[Records excerpted from a collection]
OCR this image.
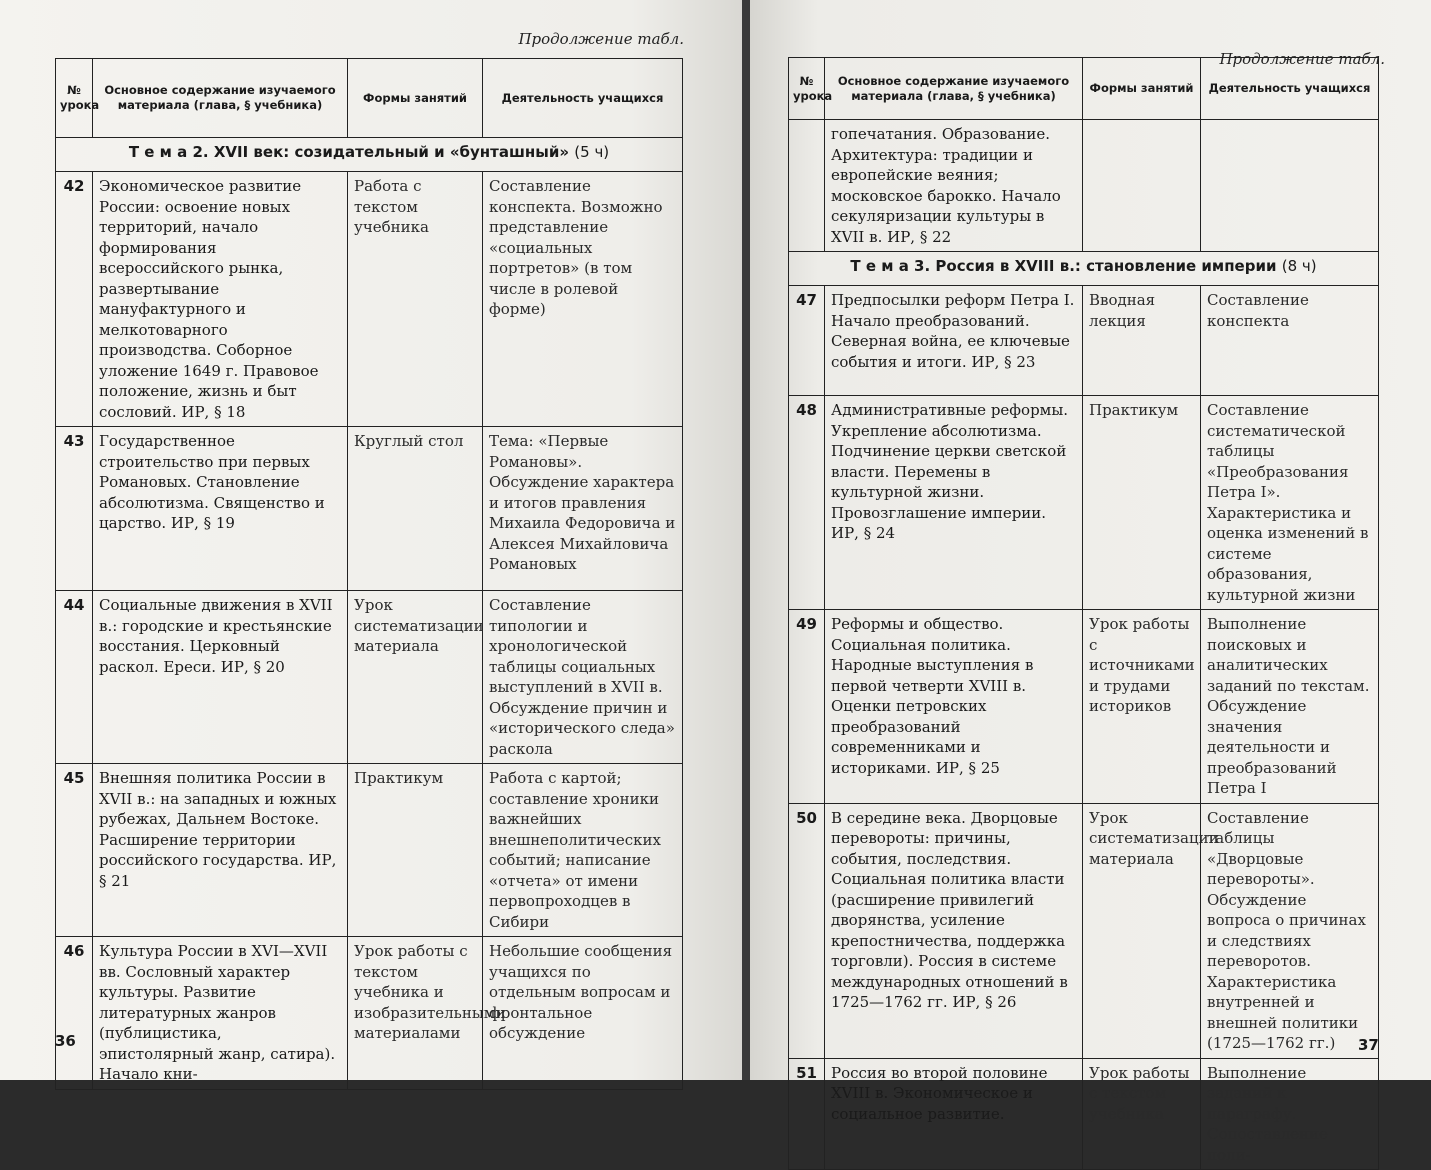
Продолжение табл.
№ урока	Основное содержание изучаемого материала (глава, § учебника)	Формы занятий	Деятельность учащихся
Т е м а 2. XVII век: созидательный и «бунташный» (5 ч)			
42	Экономическое развитие России: освоение новых территорий, начало формирования всероссийского рынка, развертывание мануфактурного и мелкотоварного производства. Соборное уложение 1649 г. Правовое положение, жизнь и быт сословий. ИР, § 18	Работа с текстом учебника	Составление конспекта. Возможно представление «социальных портретов» (в том числе в ролевой форме)
43	Государственное строительство при первых Романовых. Становление абсолютизма. Священство и царство. ИР, § 19	Круглый стол	Тема: «Первые Романовы». Обсуждение характера и итогов правления Михаила Федоровича и Алексея Михайловича Романовых
44	Социальные движения в XVII в.: городские и крестьянские восстания. Церковный раскол. Ереси. ИР, § 20	Урок систематизации материала	Составление типологии и хронологической таблицы социальных выступлений в XVII в. Обсуждение причин и «исторического следа» раскола
45	Внешняя политика России в XVII в.: на западных и южных рубежах, Дальнем Востоке. Расширение территории российского государства. ИР, § 21	Практикум	Работа с картой; составление хроники важнейших внешнеполитических событий; написание «отчета» от имени первопроходцев в Сибири
46	Культура России в XVI—XVII вв. Сословный характер культуры. Развитие литературных жанров (публицистика, эпистолярный жанр, сатира). Начало кни-	Урок работы с текстом учебника и изобразительными материалами	Небольшие сообщения учащихся по отдельным вопросам и фронтальное обсуждение
36
Продолжение табл.
№ урока	Основное содержание изучаемого материала (глава, § учебника)	Формы занятий	Деятельность учащихся
	гопечатания. Образование. Архитектура: традиции и европейские веяния; московское барокко. Начало секуляризации культуры в XVII в. ИР, § 22		
Т е м а 3. Россия в XVIII в.: становление империи (8 ч)			
47	Предпосылки реформ Петра I. Начало преобразований. Северная война, ее ключевые события и итоги. ИР, § 23	Вводная лекция	Составление конспекта
48	Административные реформы. Укрепление абсолютизма. Подчинение церкви светской власти. Перемены в культурной жизни. Провозглашение империи. ИР, § 24	Практикум	Составление систематической таблицы «Преобразования Петра I». Характеристика и оценка изменений в системе образования, культурной жизни
49	Реформы и общество. Социальная политика. Народные выступления в первой четверти XVIII в. Оценки петровских преобразований современниками и историками. ИР, § 25	Урок работы с источниками и трудами историков	Выполнение поисковых и аналитических заданий по текстам. Обсуждение значения деятельности и преобразований Петра I
50	В середине века. Дворцовые перевороты: причины, события, последствия. Социальная политика власти (расширение привилегий дворянства, усиление крепостничества, поддержка торговли). Россия в системе международных отношений в 1725—1762 гг. ИР, § 26	Урок систематизации материала	Составление таблицы «Дворцовые перевороты». Обсуждение вопроса о причинах и следствиях переворотов. Характеристика внутренней и внешней политики (1725—1762 гг.)
51	Россия во второй половине XVIII в. Экономическое и социальное развитие.	Урок работы с текстом учебника	Выполнение заданий к параграфу. Сопоставление поли-
37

**The problem**. Copy every line in the records above that contains the word "Экономическое".

**Result for this exercise**.
42	Экономическое развитие России: освоение новых территорий, начало формирования всероссийского рынка, развертывание мануфактурного и мелкотоварного производства. Соборное уложение 1649 г. Правовое положение, жизнь и быт сословий. ИР, § 18	Работа с текстом учебника	Составление конспекта. Возможно представление «социальных портретов» (в том числе в ролевой форме)
51	Россия во второй половине XVIII в. Экономическое и социальное развитие.	Урок работы с текстом учебника	Выполнение заданий к параграфу. Сопоставление поли-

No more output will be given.